• REQUIREMENTS: Search the data below for the string "embedding". Extract every line that contains it.

Chart and figure data
● ● ●
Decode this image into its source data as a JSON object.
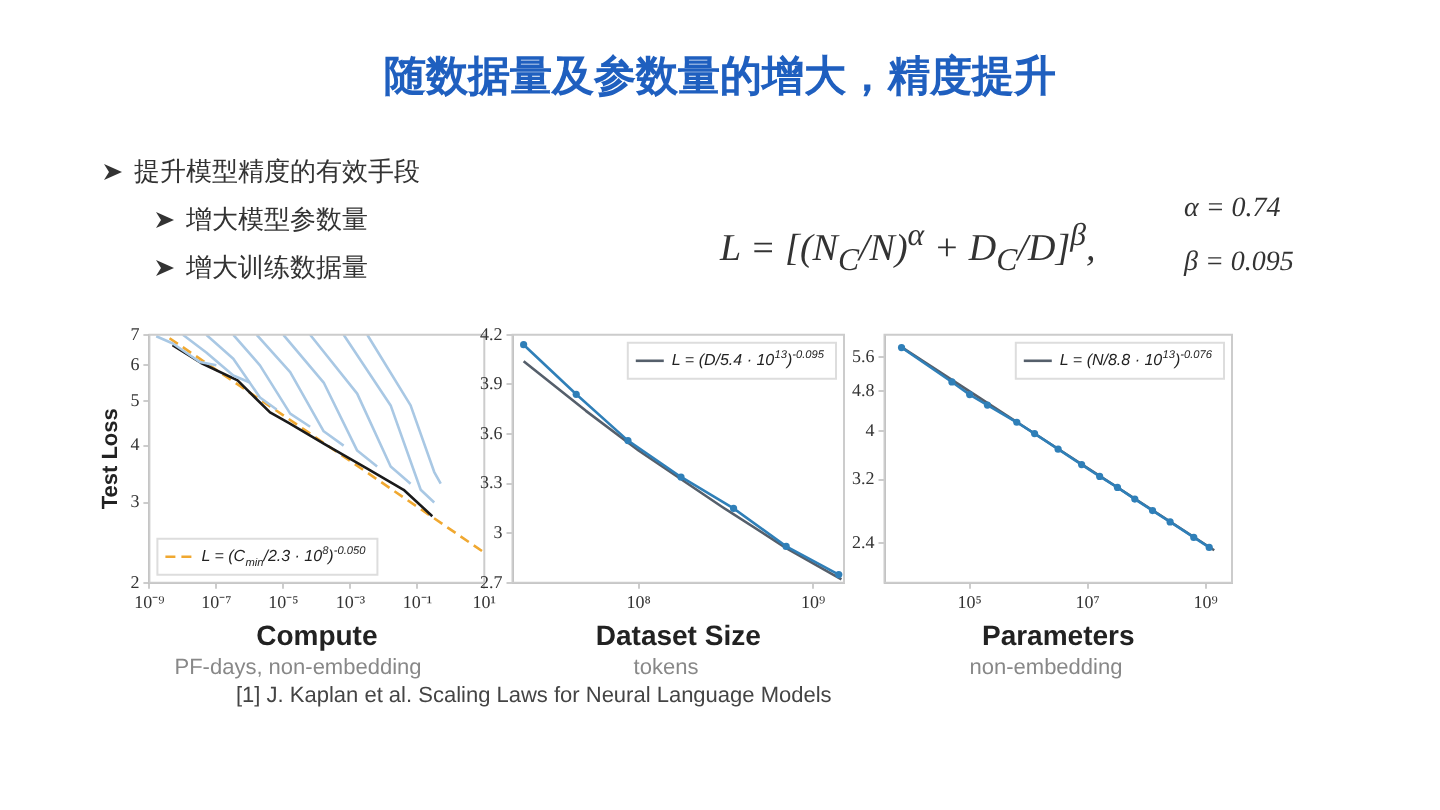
{
  "chart_data": [
    {
      "type": "other",
      "title": "随数据量及参数量的增大，精度提升",
      "annotations": [
        "提升模型精度的有效手段",
        "增大模型参数量",
        "增大训练数据量",
        "L = [(N$_{C}$/N)$^{α}$ + D$_{C}$/D]$^{β}$,",
        "α = 0.74",
        "β = 0.095",
        "[1] J. Kaplan et al. Scaling Laws for Neural Language Models"
      ]
    },
    {
      "type": "line",
      "log": "xy",
      "xlabel": "Compute",
      "ylabel": "Test Loss",
      "annotations": [
        "PF-days, non-embedding"
      ],
      "xlim": [
        1e-09,
        10
      ],
      "ylim": [
        2,
        7
      ],
      "xticks": [
        {
          "value": 1e-09,
          "label": "10⁻⁹"
        },
        {
          "value": 1e-07,
          "label": "10⁻⁷"
        },
        {
          "value": 1e-05,
          "label": "10⁻⁵"
        },
        {
          "value": 0.001,
          "label": "10⁻³"
        },
        {
          "value": 0.1,
          "label": "10⁻¹"
        },
        {
          "value": 10,
          "label": "10¹"
        }
      ],
      "yticks": [
        2,
        3,
        4,
        5,
        6,
        7
      ],
      "grid": false,
      "legend": "bottom left",
      "marker": "none",
      "series": [
        {
          "color": "#a9c8e4",
          "x": [
            1.6e-09,
            5e-09,
            3.2e-08,
            1e-07
          ],
          "values": [
            6.95,
            6.7,
            6.1,
            6.0
          ]
        },
        {
          "color": "#a9c8e4",
          "x": [
            1e-08,
            5e-08,
            3.2e-07,
            1e-06
          ],
          "values": [
            7.0,
            6.4,
            5.7,
            5.5
          ]
        },
        {
          "color": "#a9c8e4",
          "x": [
            5e-08,
            3.2e-07,
            2e-06,
            6.3e-06
          ],
          "values": [
            7.0,
            6.2,
            5.1,
            4.8
          ]
        },
        {
          "color": "#a9c8e4",
          "x": [
            3.2e-07,
            2e-06,
            1.6e-05,
            6.3e-05
          ],
          "values": [
            7.0,
            6.0,
            4.7,
            4.4
          ]
        },
        {
          "color": "#a9c8e4",
          "x": [
            1.6e-06,
            1.6e-05,
            0.00016,
            0.00063
          ],
          "values": [
            7.0,
            5.8,
            4.3,
            4.0
          ]
        },
        {
          "color": "#a9c8e4",
          "x": [
            1e-05,
            0.00016,
            0.0016,
            0.0063
          ],
          "values": [
            7.0,
            5.5,
            3.9,
            3.6
          ]
        },
        {
          "color": "#a9c8e4",
          "x": [
            6.3e-05,
            0.0016,
            0.016,
            0.063
          ],
          "values": [
            7.0,
            5.2,
            3.6,
            3.3
          ]
        },
        {
          "color": "#a9c8e4",
          "x": [
            0.00063,
            0.016,
            0.126,
            0.32
          ],
          "values": [
            7.0,
            4.9,
            3.2,
            3.0
          ]
        },
        {
          "color": "#a9c8e4",
          "x": [
            0.0032,
            0.063,
            0.32,
            0.5
          ],
          "values": [
            7.0,
            4.9,
            3.5,
            3.3
          ]
        },
        {
          "color": "#1a1a1a",
          "x": [
            4.9e-09,
            3.5e-08,
            4.3e-07,
            4e-06,
            1.4e-05,
            0.00017,
            0.0032,
            0.039,
            0.28
          ],
          "values": [
            6.64,
            6.07,
            5.56,
            4.73,
            4.49,
            4.03,
            3.56,
            3.2,
            2.8
          ]
        },
        {
          "name": "L = (C$_{min}$/2.3 · 10$^{8}$)$^{-0.050}$",
          "color": "#f0a830",
          "line_style": "dashed",
          "x": [
            4e-09,
            1e-05,
            10
          ],
          "values": [
            6.88,
            4.66,
            2.33
          ]
        }
      ]
    },
    {
      "type": "line",
      "log": "x",
      "xlabel": "Dataset Size",
      "annotations": [
        "tokens"
      ],
      "xlim": [
        19000000.0,
        1500000000.0
      ],
      "ylim": [
        2.7,
        4.2
      ],
      "xticks": [
        {
          "value": 100000000,
          "label": "10⁸"
        },
        {
          "value": 1000000000,
          "label": "10⁹"
        }
      ],
      "yticks": [
        2.7,
        3.0,
        3.3,
        3.6,
        3.9,
        4.2
      ],
      "grid": false,
      "legend": "top right",
      "marker": "circle",
      "series": [
        {
          "color": "#2f7fb8",
          "x": [
            22000000.0,
            44000000.0,
            87000000.0,
            175000000.0,
            350000000.0,
            700000000.0,
            1400000000.0
          ],
          "values": [
            4.14,
            3.84,
            3.56,
            3.34,
            3.15,
            2.92,
            2.75
          ]
        },
        {
          "name": "L = (D/5.4 · 10$^{13}$)$^{-0.095}$",
          "color": "#555f6b",
          "marker": "none",
          "x": [
            22000000.0,
            50000000.0,
            100000000.0,
            300000000.0,
            700000000.0,
            1450000000.0
          ],
          "values": [
            4.04,
            3.74,
            3.5,
            3.16,
            2.91,
            2.72
          ]
        }
      ]
    },
    {
      "type": "line",
      "log": "xy",
      "xlabel": "Parameters",
      "annotations": [
        "non-embedding"
      ],
      "xlim": [
        3600,
        2800000000.0
      ],
      "ylim": [
        2.0,
        6.2
      ],
      "xticks": [
        {
          "value": 100000,
          "label": "10⁵"
        },
        {
          "value": 10000000,
          "label": "10⁷"
        },
        {
          "value": 1000000000,
          "label": "10⁹"
        }
      ],
      "yticks": [
        2.4,
        3.2,
        4.0,
        4.8,
        5.6
      ],
      "grid": false,
      "legend": "top right",
      "marker": "circle",
      "series": [
        {
          "color": "#2f7fb8",
          "x": [
            7000,
            50000,
            100000,
            200000,
            630000,
            1260000,
            3160000,
            7900000,
            16000000,
            32000000,
            63000000,
            126000000,
            250000000,
            630000000,
            1150000000
          ],
          "values": [
            5.85,
            5.0,
            4.72,
            4.5,
            4.16,
            3.95,
            3.68,
            3.43,
            3.25,
            3.09,
            2.93,
            2.78,
            2.64,
            2.46,
            2.35
          ]
        },
        {
          "name": "L = (N/8.8 · 10$^{13}$)$^{-0.076}$",
          "color": "#555f6b",
          "marker": "none",
          "x": [
            7000,
            1000000,
            1400000000
          ],
          "values": [
            5.86,
            4.02,
            2.32
          ]
        }
      ]
    }
  ]
}
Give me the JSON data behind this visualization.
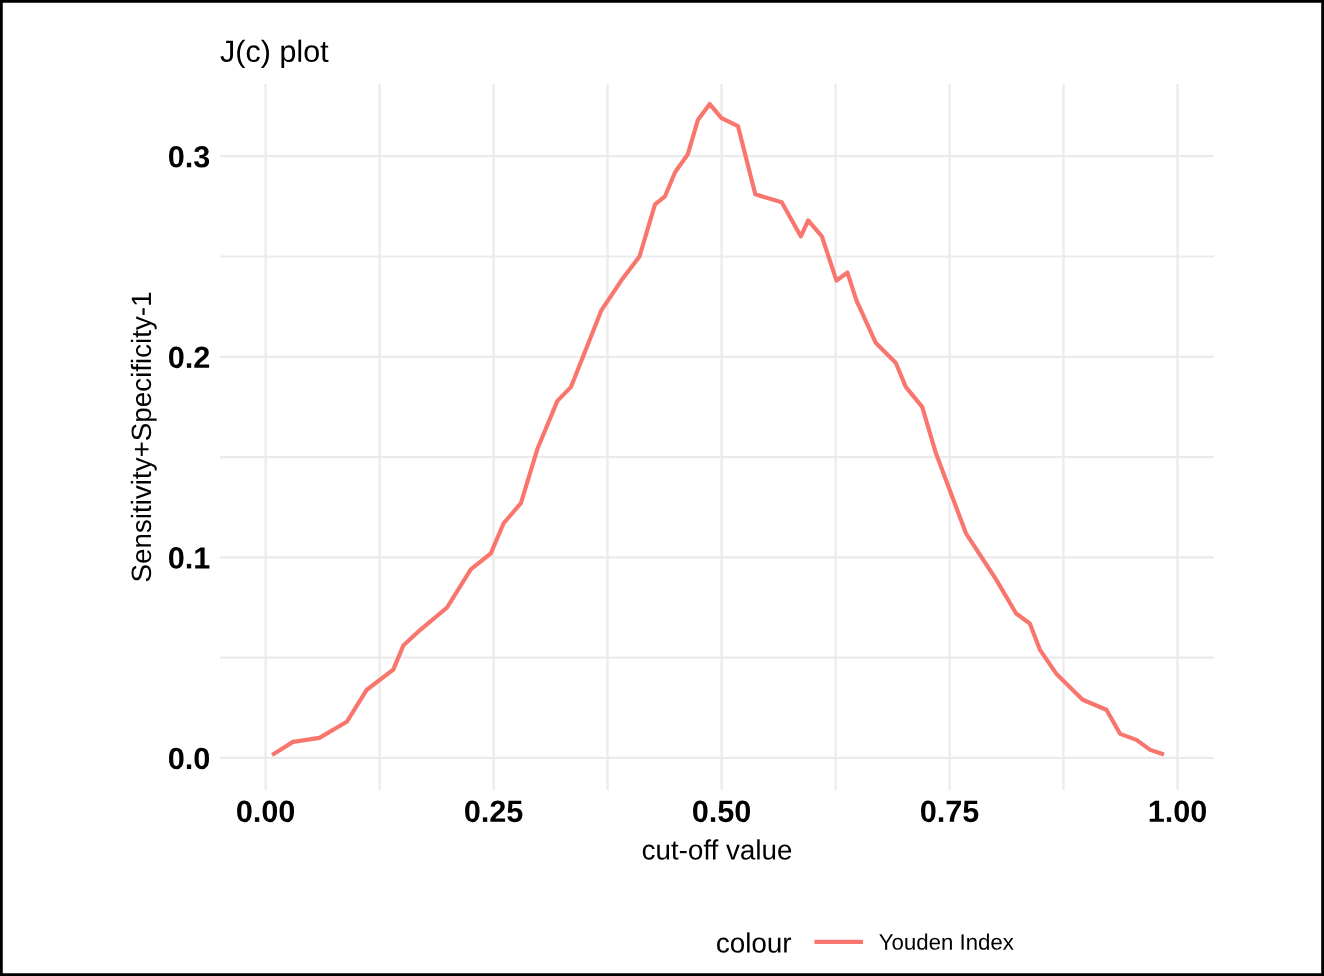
{
  "chart_data": {
    "type": "line",
    "title": "J(c) plot",
    "xlabel": "cut-off value",
    "ylabel": "Sensitivity+Specificity-1",
    "legend_title": "colour",
    "x": [
      0.009,
      0.03,
      0.059,
      0.089,
      0.111,
      0.14,
      0.151,
      0.17,
      0.199,
      0.225,
      0.247,
      0.261,
      0.28,
      0.298,
      0.32,
      0.335,
      0.368,
      0.39,
      0.41,
      0.427,
      0.438,
      0.449,
      0.463,
      0.474,
      0.487,
      0.5,
      0.518,
      0.537,
      0.566,
      0.587,
      0.595,
      0.61,
      0.626,
      0.638,
      0.648,
      0.669,
      0.691,
      0.702,
      0.72,
      0.735,
      0.768,
      0.801,
      0.823,
      0.838,
      0.849,
      0.867,
      0.896,
      0.922,
      0.937,
      0.955,
      0.97,
      0.983
    ],
    "series": [
      {
        "name": "Youden Index",
        "color": "#f8766d",
        "values": [
          0.002,
          0.008,
          0.01,
          0.018,
          0.034,
          0.044,
          0.056,
          0.064,
          0.075,
          0.094,
          0.102,
          0.117,
          0.127,
          0.154,
          0.178,
          0.185,
          0.223,
          0.238,
          0.25,
          0.276,
          0.28,
          0.292,
          0.301,
          0.318,
          0.326,
          0.319,
          0.315,
          0.281,
          0.277,
          0.26,
          0.268,
          0.26,
          0.238,
          0.242,
          0.228,
          0.207,
          0.197,
          0.185,
          0.175,
          0.152,
          0.112,
          0.089,
          0.072,
          0.067,
          0.054,
          0.042,
          0.029,
          0.024,
          0.012,
          0.009,
          0.004,
          0.002
        ]
      }
    ],
    "xlim": [
      -0.05,
      1.04
    ],
    "ylim": [
      -0.016,
      0.336
    ],
    "xticks": [
      {
        "value": 0,
        "label": "0.00"
      },
      {
        "value": 0.125,
        "label": null
      },
      0.25,
      {
        "value": 0.375,
        "label": null
      },
      {
        "value": 0.5,
        "label": "0.50"
      },
      {
        "value": 0.625,
        "label": null
      },
      0.75,
      {
        "value": 0.875,
        "label": null
      },
      {
        "value": 1,
        "label": "1.00"
      }
    ],
    "yticks": [
      {
        "value": 0,
        "label": "0.0"
      },
      {
        "value": 0.05,
        "label": null
      },
      0.1,
      {
        "value": 0.15,
        "label": null
      },
      0.2,
      {
        "value": 0.25,
        "label": null
      },
      0.3
    ],
    "grid": true,
    "legend": "bottom",
    "line_style": "solid",
    "marker": "none"
  }
}
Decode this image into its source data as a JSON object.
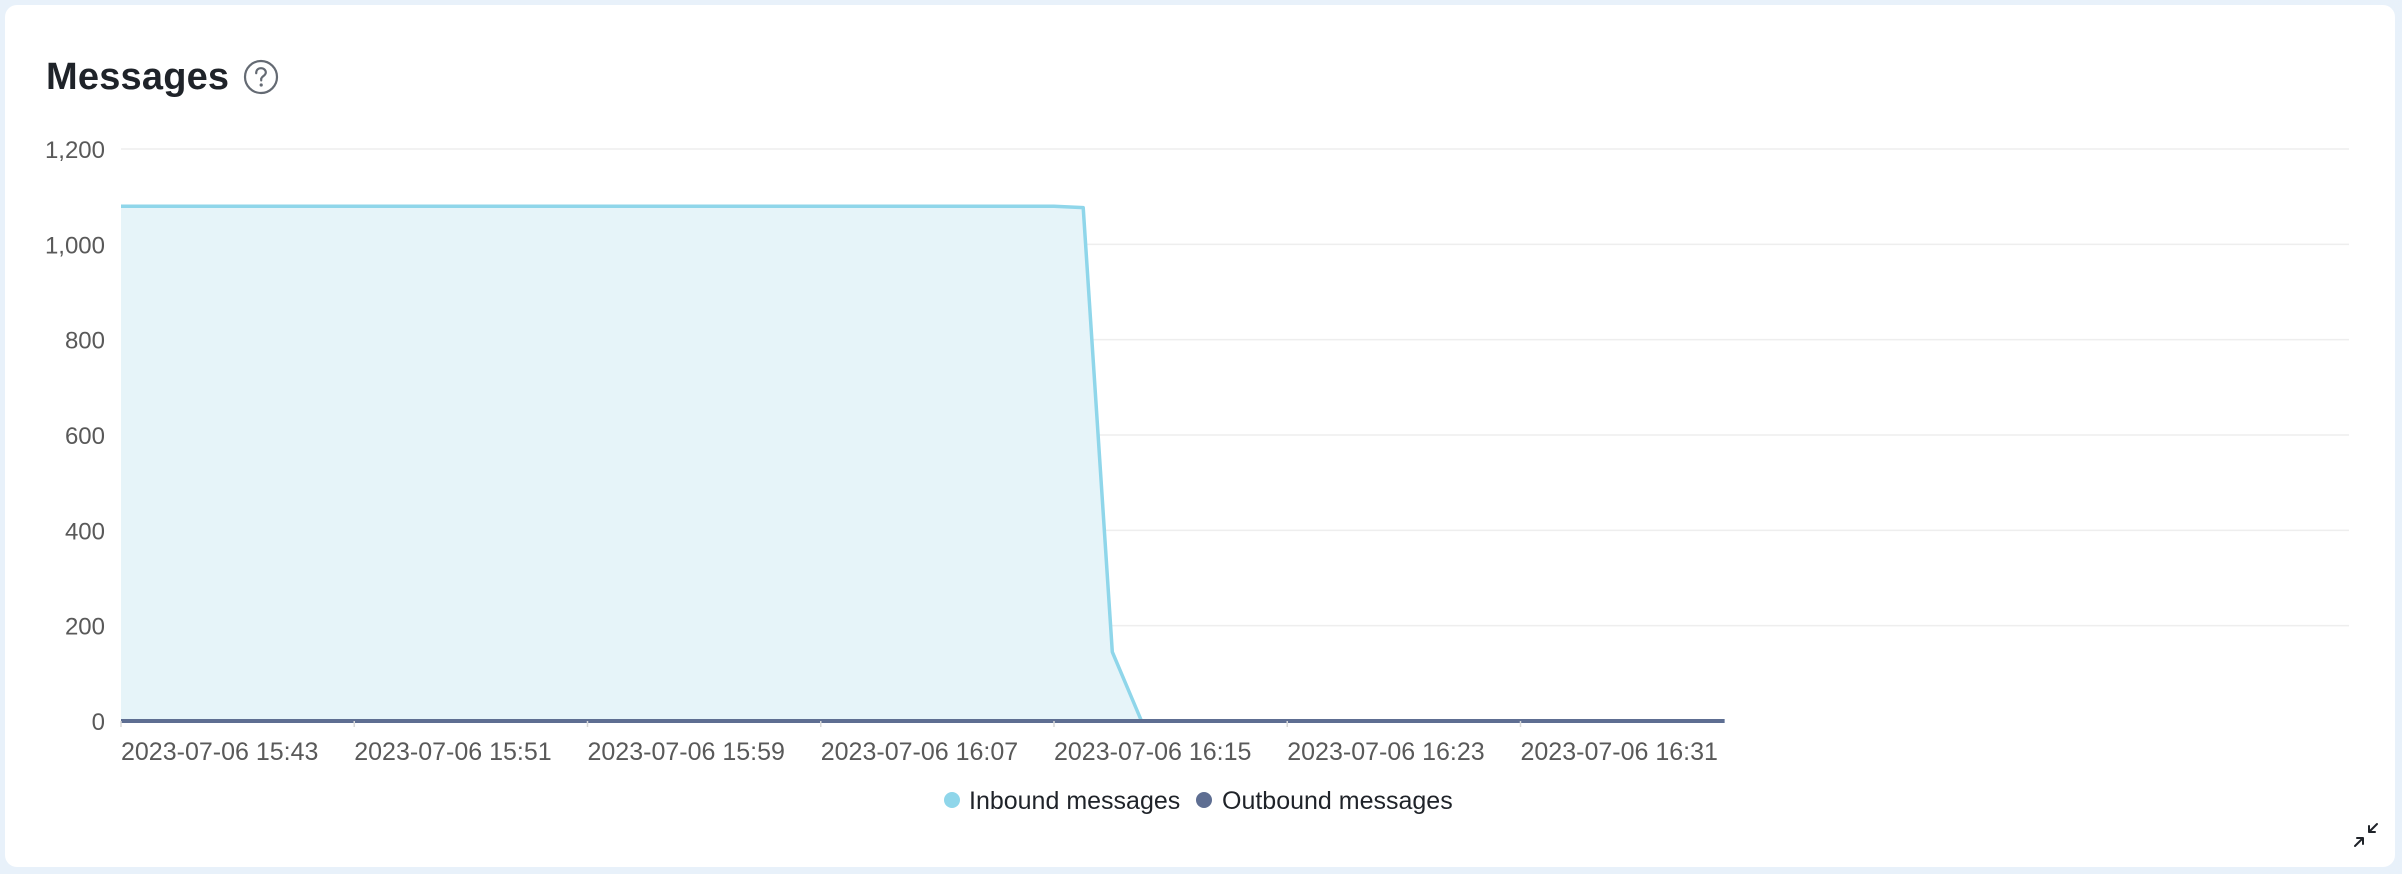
{
  "card": {
    "title": "Messages",
    "help_icon": "question-circle-icon",
    "collapse_icon": "collapse-arrows-icon"
  },
  "colors": {
    "inbound_line": "#8fd6ea",
    "inbound_fill": "#e6f4f9",
    "outbound": "#5e6e92",
    "grid": "#eeeeee"
  },
  "chart_data": {
    "type": "area",
    "title": "Messages",
    "xlabel": "",
    "ylabel": "",
    "ylim": [
      0,
      1200
    ],
    "y_ticks": [
      0,
      200,
      400,
      600,
      800,
      1000,
      1200
    ],
    "y_tick_labels": [
      "0",
      "200",
      "400",
      "600",
      "800",
      "1,000",
      "1,200"
    ],
    "x_tick_labels": [
      "2023-07-06 15:43",
      "2023-07-06 15:51",
      "2023-07-06 15:59",
      "2023-07-06 16:07",
      "2023-07-06 16:15",
      "2023-07-06 16:23",
      "2023-07-06 16:31"
    ],
    "x_start": "2023-07-06 15:43",
    "x_end": "2023-07-06 16:38",
    "grid": true,
    "legend_position": "bottom-center",
    "series": [
      {
        "name": "Inbound messages",
        "color": "#8fd6ea",
        "points": [
          [
            "2023-07-06 15:43",
            1080
          ],
          [
            "2023-07-06 16:15",
            1080
          ],
          [
            "2023-07-06 16:16",
            1077
          ],
          [
            "2023-07-06 16:17",
            145
          ],
          [
            "2023-07-06 16:18",
            0
          ],
          [
            "2023-07-06 16:38",
            0
          ]
        ]
      },
      {
        "name": "Outbound messages",
        "color": "#5e6e92",
        "points": [
          [
            "2023-07-06 15:43",
            0
          ],
          [
            "2023-07-06 16:38",
            0
          ]
        ]
      }
    ]
  }
}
● ● ●
• TASK OUTPUT:
        "PF-days, non-embedding"
        "non-embedding"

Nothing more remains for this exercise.